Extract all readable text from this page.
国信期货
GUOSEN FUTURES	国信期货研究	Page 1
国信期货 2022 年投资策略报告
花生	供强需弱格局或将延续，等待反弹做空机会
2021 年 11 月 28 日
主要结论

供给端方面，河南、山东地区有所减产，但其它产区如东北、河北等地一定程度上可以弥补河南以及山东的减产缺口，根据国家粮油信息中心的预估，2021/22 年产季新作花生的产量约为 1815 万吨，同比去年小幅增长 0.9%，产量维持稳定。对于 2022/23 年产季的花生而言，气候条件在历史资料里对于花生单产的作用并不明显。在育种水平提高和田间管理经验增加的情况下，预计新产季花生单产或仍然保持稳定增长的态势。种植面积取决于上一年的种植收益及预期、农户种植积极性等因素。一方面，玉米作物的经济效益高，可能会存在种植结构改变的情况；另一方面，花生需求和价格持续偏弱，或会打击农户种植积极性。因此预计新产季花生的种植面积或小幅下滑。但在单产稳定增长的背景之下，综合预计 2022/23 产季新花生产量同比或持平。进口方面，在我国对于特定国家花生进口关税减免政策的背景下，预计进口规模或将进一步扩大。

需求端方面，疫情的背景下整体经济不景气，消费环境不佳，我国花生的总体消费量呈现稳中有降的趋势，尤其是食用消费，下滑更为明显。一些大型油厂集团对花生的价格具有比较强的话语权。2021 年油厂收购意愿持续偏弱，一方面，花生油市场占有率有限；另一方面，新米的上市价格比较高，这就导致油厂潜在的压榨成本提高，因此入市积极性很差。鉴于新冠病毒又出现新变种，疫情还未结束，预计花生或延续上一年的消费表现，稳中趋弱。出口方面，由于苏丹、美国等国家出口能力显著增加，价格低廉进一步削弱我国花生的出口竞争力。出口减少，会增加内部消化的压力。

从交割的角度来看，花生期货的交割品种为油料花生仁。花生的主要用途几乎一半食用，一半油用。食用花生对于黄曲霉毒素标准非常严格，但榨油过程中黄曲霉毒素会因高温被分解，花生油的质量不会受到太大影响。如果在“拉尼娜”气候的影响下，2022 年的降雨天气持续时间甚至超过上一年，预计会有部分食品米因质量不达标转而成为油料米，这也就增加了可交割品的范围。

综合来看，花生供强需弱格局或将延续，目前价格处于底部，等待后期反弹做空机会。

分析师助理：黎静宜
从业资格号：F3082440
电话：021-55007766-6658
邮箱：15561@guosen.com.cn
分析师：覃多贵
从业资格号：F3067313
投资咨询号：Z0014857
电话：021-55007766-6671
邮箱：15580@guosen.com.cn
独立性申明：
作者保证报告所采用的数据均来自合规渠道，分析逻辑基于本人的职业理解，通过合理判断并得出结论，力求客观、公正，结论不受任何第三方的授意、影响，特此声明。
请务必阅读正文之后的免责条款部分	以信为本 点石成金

(WHAT TO DO):
Restate every record exactly, leaving nothing out.

(FINISHED TASK):
Extract all readable text from this page.
国信期货
GUOSEN FUTURES	国信期货研究	Page 1
国信期货 2022 年投资策略报告
花生	供强需弱格局或将延续，等待反弹做空机会
2021 年 11 月 28 日
主要结论

供给端方面，河南、山东地区有所减产，但其它产区如东北、河北等地一定程度上可以弥补河南以及山东的减产缺口，根据国家粮油信息中心的预估，2021/22 年产季新作花生的产量约为 1815 万吨，同比去年小幅增长 0.9%，产量维持稳定。对于 2022/23 年产季的花生而言，气候条件在历史资料里对于花生单产的作用并不明显。在育种水平提高和田间管理经验增加的情况下，预计新产季花生单产或仍然保持稳定增长的态势。种植面积取决于上一年的种植收益及预期、农户种植积极性等因素。一方面，玉米作物的经济效益高，可能会存在种植结构改变的情况；另一方面，花生需求和价格持续偏弱，或会打击农户种植积极性。因此预计新产季花生的种植面积或小幅下滑。但在单产稳定增长的背景之下，综合预计 2022/23 产季新花生产量同比或持平。进口方面，在我国对于特定国家花生进口关税减免政策的背景下，预计进口规模或将进一步扩大。

需求端方面，疫情的背景下整体经济不景气，消费环境不佳，我国花生的总体消费量呈现稳中有降的趋势，尤其是食用消费，下滑更为明显。一些大型油厂集团对花生的价格具有比较强的话语权。2021 年油厂收购意愿持续偏弱，一方面，花生油市场占有率有限；另一方面，新米的上市价格比较高，这就导致油厂潜在的压榨成本提高，因此入市积极性很差。鉴于新冠病毒又出现新变种，疫情还未结束，预计花生或延续上一年的消费表现，稳中趋弱。出口方面，由于苏丹、美国等国家出口能力显著增加，价格低廉进一步削弱我国花生的出口竞争力。出口减少，会增加内部消化的压力。

从交割的角度来看，花生期货的交割品种为油料花生仁。花生的主要用途几乎一半食用，一半油用。食用花生对于黄曲霉毒素标准非常严格，但榨油过程中黄曲霉毒素会因高温被分解，花生油的质量不会受到太大影响。如果在“拉尼娜”气候的影响下，2022 年的降雨天气持续时间甚至超过上一年，预计会有部分食品米因质量不达标转而成为油料米，这也就增加了可交割品的范围。

综合来看，花生供强需弱格局或将延续，目前价格处于底部，等待后期反弹做空机会。

分析师助理：黎静宜
从业资格号：F3082440
电话：021-55007766-6658
邮箱：15561@guosen.com.cn
分析师：覃多贵
从业资格号：F3067313
投资咨询号：Z0014857
电话：021-55007766-6671
邮箱：15580@guosen.com.cn
独立性申明：
作者保证报告所采用的数据均来自合规渠道，分析逻辑基于本人的职业理解，通过合理判断并得出结论，力求客观、公正，结论不受任何第三方的授意、影响，特此声明。
请务必阅读正文之后的免责条款部分	以信为本 点石成金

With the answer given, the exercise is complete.